═════ Material provided
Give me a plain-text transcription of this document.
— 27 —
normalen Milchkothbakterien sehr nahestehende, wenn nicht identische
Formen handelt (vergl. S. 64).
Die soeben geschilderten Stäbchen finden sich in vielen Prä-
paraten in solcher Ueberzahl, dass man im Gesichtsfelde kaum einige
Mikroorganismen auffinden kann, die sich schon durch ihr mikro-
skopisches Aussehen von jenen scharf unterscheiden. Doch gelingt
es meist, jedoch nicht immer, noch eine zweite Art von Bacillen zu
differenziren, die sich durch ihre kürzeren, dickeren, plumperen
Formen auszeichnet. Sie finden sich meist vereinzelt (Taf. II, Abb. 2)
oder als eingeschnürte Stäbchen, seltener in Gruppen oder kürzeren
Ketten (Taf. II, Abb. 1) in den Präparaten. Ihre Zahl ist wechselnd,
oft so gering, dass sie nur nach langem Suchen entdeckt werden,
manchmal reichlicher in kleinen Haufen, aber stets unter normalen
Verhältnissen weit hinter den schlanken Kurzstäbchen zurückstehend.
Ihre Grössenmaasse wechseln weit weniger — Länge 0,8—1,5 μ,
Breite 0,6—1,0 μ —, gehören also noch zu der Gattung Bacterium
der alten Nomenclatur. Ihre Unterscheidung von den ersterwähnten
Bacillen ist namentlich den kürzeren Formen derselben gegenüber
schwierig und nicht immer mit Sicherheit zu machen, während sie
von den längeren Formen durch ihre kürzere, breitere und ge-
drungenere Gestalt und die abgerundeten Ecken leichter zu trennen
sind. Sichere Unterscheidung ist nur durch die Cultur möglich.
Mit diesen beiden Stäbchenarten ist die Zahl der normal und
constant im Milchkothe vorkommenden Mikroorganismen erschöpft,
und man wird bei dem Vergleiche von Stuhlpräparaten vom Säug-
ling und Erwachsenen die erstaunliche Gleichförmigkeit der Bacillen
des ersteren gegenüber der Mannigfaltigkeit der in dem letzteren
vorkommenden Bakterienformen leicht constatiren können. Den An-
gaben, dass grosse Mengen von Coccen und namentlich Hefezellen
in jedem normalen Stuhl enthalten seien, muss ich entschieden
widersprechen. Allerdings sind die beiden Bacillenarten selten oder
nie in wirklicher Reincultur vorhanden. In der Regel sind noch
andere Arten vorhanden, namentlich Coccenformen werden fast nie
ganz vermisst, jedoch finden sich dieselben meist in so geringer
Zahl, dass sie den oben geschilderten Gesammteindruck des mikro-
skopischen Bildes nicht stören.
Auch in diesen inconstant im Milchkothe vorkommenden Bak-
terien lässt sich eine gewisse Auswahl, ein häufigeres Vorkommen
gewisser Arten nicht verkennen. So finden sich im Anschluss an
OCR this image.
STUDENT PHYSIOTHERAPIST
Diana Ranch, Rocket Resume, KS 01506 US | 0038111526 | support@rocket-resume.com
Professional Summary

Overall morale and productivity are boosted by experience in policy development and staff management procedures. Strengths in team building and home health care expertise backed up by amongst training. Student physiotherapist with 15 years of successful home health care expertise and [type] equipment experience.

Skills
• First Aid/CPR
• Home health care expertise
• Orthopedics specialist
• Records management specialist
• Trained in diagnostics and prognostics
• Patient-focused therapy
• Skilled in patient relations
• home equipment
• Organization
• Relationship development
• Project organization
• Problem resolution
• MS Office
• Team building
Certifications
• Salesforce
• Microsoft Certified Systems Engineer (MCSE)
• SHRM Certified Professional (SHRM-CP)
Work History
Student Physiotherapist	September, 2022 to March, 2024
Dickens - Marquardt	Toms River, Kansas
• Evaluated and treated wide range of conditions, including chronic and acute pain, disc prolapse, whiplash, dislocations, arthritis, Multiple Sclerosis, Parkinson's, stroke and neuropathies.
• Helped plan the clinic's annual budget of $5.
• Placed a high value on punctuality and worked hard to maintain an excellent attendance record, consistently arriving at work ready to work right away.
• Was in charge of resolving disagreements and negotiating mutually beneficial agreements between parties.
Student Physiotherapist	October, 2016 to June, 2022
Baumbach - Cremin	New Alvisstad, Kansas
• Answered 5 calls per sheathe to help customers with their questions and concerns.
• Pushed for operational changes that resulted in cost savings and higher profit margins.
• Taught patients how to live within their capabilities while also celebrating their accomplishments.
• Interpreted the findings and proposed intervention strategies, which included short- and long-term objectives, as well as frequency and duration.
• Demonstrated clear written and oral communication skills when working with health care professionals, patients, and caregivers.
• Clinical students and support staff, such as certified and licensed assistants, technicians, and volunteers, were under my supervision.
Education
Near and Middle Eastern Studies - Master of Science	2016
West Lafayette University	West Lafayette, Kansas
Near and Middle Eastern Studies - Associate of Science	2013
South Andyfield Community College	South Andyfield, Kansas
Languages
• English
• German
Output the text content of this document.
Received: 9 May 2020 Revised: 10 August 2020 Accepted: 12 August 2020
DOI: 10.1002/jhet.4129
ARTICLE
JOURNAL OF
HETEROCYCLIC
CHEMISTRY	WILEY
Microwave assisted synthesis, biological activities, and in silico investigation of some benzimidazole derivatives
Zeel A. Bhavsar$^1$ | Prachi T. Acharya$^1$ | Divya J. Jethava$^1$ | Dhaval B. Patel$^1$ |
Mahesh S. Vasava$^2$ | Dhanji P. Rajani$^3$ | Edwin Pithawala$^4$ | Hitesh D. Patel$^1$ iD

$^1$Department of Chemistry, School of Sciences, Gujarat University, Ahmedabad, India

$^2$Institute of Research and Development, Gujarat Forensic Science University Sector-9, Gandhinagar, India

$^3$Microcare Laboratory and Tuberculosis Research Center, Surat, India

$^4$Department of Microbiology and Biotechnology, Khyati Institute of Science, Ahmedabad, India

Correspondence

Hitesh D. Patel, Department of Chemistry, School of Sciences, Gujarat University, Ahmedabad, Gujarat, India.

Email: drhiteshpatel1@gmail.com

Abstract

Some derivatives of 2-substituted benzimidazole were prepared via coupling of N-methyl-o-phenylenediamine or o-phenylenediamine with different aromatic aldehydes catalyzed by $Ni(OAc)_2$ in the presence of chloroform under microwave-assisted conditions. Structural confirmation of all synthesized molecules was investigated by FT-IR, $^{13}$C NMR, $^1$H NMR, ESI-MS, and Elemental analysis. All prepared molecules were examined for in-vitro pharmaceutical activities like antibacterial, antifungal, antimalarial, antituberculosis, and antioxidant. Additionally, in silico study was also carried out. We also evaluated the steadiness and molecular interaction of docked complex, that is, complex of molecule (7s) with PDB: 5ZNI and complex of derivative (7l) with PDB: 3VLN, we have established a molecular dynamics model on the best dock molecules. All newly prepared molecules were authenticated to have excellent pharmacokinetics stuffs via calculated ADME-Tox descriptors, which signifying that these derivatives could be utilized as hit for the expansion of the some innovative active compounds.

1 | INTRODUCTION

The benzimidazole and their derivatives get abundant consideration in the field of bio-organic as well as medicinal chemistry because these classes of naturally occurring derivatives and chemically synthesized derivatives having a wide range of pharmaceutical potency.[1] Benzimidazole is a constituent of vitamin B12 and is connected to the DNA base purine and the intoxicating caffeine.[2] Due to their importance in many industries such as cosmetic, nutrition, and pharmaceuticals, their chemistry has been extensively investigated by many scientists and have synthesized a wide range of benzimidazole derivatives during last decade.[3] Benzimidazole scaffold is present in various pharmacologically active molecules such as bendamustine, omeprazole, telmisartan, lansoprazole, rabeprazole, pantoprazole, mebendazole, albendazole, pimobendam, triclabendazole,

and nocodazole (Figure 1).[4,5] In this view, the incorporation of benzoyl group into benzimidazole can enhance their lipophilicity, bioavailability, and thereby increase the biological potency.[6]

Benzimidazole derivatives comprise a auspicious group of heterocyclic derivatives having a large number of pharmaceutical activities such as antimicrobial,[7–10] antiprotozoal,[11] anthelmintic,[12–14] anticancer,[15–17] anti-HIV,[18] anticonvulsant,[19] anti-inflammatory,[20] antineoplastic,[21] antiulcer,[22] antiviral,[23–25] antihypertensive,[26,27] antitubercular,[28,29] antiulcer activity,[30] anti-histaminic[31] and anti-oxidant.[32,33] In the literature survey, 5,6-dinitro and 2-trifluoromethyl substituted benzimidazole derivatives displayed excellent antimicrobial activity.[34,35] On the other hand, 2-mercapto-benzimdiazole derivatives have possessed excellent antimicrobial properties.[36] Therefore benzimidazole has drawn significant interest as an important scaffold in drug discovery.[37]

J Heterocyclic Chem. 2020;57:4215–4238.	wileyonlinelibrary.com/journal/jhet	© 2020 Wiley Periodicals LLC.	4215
══════════
What to do
Tell how many lines in the records above contain "namentlich", giving the number and no other words.

Response
3